-- begin --

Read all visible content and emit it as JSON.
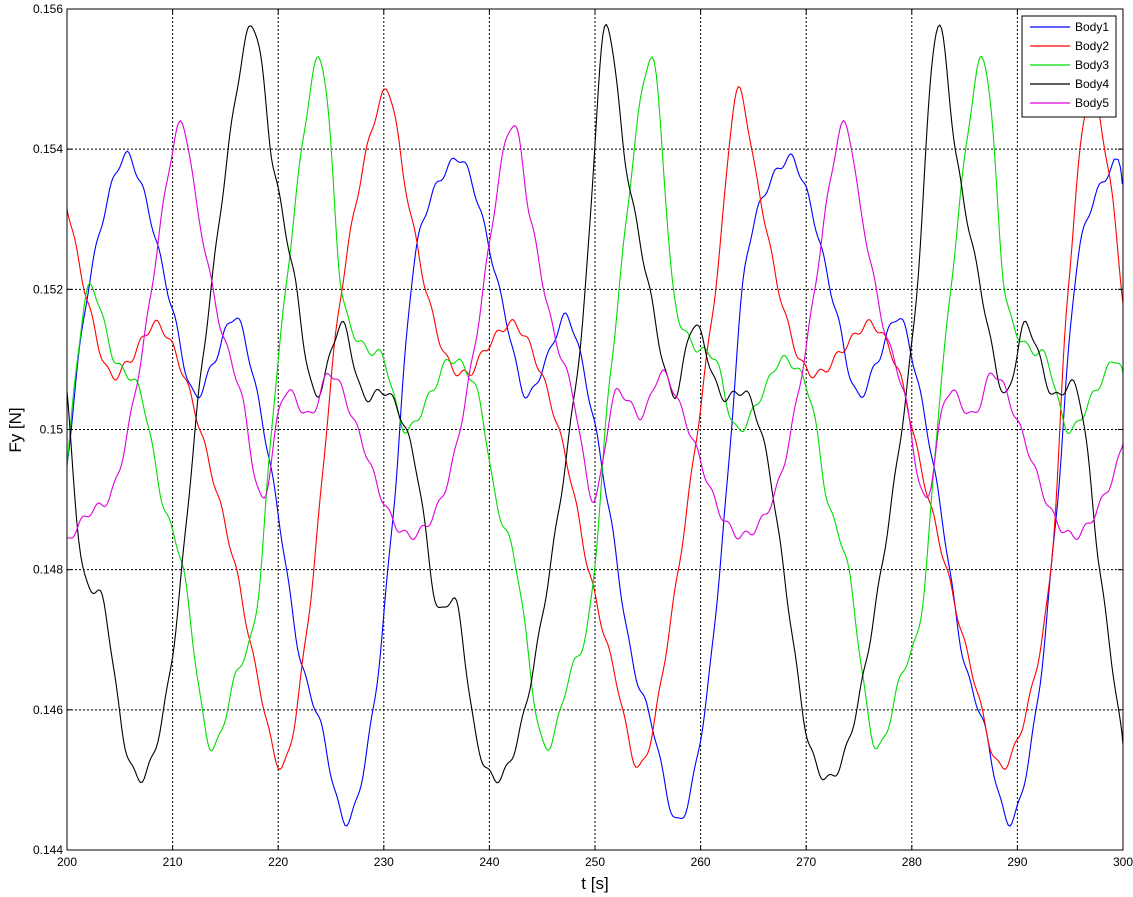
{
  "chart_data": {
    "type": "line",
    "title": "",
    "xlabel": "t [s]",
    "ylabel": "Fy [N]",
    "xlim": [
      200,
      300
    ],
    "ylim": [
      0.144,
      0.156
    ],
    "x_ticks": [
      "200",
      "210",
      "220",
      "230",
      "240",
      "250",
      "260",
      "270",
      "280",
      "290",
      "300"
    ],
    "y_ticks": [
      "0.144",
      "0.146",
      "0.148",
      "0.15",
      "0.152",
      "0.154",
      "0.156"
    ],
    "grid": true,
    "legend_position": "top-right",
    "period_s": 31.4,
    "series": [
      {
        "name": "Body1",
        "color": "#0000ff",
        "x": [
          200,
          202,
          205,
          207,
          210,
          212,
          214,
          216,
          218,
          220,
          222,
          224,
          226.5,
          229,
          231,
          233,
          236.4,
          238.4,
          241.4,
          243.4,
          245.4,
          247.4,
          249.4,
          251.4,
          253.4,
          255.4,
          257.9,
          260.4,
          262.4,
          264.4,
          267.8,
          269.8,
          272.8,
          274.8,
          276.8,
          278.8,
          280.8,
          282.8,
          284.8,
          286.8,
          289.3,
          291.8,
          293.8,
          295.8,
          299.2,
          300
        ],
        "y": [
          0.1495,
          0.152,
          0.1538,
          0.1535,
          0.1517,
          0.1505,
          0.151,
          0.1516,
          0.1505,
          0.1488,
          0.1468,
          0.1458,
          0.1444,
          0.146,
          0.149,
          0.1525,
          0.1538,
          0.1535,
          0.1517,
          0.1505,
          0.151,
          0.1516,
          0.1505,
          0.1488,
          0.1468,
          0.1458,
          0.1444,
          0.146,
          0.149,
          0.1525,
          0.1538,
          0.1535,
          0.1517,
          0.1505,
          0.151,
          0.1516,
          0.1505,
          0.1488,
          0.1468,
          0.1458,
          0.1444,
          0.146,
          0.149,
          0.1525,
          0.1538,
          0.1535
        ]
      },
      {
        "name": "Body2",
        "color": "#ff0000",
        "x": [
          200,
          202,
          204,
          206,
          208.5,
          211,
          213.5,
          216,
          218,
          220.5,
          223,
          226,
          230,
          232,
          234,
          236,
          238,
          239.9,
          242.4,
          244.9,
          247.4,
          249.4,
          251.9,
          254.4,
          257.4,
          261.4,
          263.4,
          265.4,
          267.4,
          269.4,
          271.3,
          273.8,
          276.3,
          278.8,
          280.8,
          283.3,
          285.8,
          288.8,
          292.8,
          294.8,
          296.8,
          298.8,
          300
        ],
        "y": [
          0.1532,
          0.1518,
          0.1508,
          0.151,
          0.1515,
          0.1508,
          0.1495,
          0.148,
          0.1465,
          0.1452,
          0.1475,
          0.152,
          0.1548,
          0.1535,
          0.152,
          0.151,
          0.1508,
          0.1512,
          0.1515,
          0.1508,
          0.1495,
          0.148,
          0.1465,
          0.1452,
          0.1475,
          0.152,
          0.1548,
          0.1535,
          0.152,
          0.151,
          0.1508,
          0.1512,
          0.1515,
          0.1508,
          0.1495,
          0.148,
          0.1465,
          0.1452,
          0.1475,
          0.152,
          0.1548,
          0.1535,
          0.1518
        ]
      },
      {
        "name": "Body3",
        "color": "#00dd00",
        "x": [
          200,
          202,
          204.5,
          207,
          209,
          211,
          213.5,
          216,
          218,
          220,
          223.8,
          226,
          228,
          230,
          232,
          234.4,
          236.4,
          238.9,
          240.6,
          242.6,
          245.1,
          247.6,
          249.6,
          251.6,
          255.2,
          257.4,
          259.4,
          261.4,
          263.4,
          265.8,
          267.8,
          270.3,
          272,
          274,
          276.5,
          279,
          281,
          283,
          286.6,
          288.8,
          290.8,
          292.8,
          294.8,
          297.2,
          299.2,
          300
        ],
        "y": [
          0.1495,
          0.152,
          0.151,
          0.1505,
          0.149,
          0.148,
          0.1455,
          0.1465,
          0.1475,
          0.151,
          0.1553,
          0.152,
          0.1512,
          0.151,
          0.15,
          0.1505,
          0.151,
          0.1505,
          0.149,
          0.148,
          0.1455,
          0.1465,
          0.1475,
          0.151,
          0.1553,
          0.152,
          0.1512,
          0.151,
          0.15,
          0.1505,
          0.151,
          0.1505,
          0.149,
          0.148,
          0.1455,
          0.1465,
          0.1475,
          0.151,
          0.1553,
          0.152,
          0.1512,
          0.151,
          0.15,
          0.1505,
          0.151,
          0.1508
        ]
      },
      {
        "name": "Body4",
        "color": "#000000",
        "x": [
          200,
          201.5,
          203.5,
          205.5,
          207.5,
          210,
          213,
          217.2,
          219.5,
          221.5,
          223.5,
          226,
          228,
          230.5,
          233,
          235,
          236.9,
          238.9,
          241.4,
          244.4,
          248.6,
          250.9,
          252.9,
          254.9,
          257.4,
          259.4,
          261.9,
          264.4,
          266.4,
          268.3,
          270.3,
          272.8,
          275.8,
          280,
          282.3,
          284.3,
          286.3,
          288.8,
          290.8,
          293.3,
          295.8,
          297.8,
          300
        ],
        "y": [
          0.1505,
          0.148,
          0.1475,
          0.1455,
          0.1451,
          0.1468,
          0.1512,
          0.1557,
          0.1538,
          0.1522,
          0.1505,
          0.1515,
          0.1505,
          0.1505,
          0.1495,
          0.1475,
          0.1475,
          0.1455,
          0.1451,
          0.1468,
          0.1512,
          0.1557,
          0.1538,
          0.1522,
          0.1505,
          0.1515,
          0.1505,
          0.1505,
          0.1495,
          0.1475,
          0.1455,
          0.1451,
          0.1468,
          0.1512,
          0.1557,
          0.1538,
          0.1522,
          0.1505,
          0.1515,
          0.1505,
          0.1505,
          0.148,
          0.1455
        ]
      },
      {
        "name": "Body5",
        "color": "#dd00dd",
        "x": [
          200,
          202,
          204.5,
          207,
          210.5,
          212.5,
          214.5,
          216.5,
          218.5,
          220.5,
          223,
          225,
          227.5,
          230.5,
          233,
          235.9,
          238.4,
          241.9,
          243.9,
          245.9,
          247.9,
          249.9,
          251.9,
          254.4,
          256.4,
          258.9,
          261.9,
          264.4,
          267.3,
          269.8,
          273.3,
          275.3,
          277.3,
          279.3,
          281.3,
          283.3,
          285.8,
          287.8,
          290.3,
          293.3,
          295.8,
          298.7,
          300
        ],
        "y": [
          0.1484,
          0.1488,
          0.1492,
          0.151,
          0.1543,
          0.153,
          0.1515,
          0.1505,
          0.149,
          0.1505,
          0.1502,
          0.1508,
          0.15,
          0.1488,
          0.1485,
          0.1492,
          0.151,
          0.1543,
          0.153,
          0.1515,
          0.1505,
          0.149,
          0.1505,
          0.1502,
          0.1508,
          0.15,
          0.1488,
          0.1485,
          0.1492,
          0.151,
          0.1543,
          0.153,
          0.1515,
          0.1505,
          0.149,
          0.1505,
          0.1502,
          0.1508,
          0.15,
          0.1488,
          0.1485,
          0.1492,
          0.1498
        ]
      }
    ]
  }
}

-- end --
-- begin --

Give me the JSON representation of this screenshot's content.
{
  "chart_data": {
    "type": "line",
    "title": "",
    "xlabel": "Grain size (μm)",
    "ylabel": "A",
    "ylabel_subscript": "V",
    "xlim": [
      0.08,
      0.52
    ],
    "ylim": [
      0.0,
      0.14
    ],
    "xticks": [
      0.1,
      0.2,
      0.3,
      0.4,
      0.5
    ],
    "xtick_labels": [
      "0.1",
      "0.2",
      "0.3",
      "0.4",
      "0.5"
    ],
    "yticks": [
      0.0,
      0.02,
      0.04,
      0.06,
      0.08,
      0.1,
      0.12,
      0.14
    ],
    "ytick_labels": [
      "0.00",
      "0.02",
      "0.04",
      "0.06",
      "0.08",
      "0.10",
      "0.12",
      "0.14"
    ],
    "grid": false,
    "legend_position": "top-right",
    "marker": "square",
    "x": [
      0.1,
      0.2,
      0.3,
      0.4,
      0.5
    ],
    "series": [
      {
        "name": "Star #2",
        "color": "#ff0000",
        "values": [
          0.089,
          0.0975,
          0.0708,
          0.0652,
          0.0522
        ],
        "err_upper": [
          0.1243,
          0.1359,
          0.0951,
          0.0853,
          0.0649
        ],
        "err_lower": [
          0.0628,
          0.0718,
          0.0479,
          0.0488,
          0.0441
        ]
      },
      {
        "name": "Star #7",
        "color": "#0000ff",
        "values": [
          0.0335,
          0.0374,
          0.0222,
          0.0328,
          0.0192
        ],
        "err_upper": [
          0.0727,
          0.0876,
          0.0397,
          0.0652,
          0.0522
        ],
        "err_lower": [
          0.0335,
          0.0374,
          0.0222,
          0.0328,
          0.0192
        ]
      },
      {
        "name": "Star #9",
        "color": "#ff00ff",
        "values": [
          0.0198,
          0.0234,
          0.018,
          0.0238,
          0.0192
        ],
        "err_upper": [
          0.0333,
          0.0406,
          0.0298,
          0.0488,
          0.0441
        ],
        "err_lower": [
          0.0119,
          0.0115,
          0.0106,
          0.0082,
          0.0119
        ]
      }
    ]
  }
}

-- end --
-- begin --

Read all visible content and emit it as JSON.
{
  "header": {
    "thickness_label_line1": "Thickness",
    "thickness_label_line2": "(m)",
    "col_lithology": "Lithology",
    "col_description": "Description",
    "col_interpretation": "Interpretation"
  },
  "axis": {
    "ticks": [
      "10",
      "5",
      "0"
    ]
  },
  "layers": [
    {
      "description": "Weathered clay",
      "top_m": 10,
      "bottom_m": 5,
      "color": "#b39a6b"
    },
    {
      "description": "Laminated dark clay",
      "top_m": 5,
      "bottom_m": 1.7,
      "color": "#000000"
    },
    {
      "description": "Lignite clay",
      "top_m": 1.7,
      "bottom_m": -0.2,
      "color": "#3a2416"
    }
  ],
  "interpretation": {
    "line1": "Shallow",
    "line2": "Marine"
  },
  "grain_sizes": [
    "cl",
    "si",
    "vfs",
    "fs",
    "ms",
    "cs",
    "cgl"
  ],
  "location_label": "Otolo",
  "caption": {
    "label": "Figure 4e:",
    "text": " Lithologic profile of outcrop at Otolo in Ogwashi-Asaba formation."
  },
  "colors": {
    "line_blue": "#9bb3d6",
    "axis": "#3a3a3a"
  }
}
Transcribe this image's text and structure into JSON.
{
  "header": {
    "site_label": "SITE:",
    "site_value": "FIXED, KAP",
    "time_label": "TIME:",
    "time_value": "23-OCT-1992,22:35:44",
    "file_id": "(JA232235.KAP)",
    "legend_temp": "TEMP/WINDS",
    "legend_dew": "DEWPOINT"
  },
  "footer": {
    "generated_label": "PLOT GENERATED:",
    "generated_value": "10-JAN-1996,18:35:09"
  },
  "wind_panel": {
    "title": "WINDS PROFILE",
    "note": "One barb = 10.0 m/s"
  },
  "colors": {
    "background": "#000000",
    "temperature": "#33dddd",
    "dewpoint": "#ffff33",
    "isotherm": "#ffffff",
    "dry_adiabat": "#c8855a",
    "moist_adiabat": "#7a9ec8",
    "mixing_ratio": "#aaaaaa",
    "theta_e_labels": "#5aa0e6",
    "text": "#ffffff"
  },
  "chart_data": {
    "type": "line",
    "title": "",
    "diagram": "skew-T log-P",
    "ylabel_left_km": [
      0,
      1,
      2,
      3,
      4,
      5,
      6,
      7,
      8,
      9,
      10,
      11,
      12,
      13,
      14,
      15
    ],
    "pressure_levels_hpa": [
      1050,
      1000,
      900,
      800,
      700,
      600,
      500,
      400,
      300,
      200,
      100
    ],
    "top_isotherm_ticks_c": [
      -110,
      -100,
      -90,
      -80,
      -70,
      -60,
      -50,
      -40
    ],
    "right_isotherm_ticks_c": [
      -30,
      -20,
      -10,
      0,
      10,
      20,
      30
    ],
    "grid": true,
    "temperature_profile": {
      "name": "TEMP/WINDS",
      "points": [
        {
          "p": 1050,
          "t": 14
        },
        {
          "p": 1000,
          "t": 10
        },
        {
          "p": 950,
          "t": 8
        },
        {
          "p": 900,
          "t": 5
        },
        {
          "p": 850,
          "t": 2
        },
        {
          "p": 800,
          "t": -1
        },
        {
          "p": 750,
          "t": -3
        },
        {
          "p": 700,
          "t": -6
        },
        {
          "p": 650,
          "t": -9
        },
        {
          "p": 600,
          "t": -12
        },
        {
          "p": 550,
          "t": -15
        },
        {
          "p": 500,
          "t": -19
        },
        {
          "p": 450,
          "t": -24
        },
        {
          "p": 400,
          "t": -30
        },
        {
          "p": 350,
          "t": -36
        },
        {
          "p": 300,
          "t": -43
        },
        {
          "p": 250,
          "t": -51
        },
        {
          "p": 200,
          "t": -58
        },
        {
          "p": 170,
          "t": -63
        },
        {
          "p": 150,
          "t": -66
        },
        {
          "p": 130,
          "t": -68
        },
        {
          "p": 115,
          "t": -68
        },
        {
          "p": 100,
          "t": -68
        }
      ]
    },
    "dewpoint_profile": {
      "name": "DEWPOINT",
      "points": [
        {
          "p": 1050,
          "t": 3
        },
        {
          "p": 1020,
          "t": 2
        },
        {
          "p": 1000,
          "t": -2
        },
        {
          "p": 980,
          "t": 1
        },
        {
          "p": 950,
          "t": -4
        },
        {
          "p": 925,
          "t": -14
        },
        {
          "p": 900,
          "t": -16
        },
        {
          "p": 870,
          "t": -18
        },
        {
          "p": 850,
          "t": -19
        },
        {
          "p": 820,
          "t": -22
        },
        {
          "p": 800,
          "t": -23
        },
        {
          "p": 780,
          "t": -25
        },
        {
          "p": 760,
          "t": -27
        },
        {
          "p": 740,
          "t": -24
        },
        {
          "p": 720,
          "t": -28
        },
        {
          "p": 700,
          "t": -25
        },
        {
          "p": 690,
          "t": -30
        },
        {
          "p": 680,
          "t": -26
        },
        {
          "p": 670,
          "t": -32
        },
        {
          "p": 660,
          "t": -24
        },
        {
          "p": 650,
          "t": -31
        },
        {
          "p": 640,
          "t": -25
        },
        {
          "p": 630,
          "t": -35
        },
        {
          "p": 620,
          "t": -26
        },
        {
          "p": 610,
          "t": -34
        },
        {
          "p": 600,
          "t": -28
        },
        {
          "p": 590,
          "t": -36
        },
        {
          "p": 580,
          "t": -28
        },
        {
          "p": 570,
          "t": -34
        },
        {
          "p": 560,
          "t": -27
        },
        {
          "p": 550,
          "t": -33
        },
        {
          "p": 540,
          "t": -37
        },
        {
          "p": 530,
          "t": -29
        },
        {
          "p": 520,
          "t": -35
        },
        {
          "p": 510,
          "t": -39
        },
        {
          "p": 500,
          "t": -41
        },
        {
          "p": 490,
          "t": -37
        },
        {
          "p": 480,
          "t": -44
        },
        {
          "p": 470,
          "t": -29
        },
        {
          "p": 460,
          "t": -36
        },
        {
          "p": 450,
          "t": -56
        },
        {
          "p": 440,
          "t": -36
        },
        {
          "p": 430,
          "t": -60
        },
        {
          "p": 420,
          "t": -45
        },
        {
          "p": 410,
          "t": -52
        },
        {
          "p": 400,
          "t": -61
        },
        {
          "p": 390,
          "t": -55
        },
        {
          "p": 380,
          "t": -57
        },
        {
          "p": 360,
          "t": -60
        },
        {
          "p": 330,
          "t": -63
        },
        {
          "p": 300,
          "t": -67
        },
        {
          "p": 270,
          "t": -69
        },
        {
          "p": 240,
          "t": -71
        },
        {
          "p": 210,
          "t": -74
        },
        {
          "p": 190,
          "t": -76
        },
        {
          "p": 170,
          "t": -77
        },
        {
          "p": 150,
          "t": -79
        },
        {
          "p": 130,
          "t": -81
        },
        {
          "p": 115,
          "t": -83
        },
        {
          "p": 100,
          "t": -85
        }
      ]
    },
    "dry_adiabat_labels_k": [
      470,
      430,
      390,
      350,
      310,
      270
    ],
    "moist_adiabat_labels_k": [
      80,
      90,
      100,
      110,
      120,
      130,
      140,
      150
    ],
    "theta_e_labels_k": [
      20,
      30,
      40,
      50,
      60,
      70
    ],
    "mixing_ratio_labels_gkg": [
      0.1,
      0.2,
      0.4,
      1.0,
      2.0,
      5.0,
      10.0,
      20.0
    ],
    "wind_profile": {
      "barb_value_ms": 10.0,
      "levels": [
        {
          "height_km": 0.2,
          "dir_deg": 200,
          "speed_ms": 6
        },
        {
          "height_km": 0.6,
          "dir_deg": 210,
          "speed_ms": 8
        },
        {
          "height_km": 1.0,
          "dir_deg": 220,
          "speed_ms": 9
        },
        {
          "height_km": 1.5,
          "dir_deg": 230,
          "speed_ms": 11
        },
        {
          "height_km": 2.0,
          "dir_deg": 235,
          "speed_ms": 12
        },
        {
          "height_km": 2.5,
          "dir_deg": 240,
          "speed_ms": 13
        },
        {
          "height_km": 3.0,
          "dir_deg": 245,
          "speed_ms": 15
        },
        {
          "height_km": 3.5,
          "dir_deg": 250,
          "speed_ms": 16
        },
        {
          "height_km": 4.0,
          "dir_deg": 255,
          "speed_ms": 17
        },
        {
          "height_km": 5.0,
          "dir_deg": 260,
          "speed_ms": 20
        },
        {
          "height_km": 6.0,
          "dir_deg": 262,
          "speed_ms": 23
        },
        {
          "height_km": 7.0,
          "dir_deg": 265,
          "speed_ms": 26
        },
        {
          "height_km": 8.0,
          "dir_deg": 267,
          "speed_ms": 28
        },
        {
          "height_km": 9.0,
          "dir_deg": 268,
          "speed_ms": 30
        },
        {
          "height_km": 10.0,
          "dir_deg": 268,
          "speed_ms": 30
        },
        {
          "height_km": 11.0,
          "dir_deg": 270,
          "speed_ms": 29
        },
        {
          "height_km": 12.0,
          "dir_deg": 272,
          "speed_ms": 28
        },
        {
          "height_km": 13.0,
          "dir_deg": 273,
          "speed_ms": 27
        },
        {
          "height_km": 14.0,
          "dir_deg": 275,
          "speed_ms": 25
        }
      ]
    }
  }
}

-- end --

§ Exercise instructions: Where a line of the data holds "name", show that line.

§ Solution:
        "name": "Body1",
        "name": "Body2",
        "name": "Body3",
        "name": "Body4",
        "name": "Body5",
        "name": "Star #2",
        "name": "Star #7",
        "name": "Star #9",
      "name": "TEMP/WINDS",
      "name": "DEWPOINT",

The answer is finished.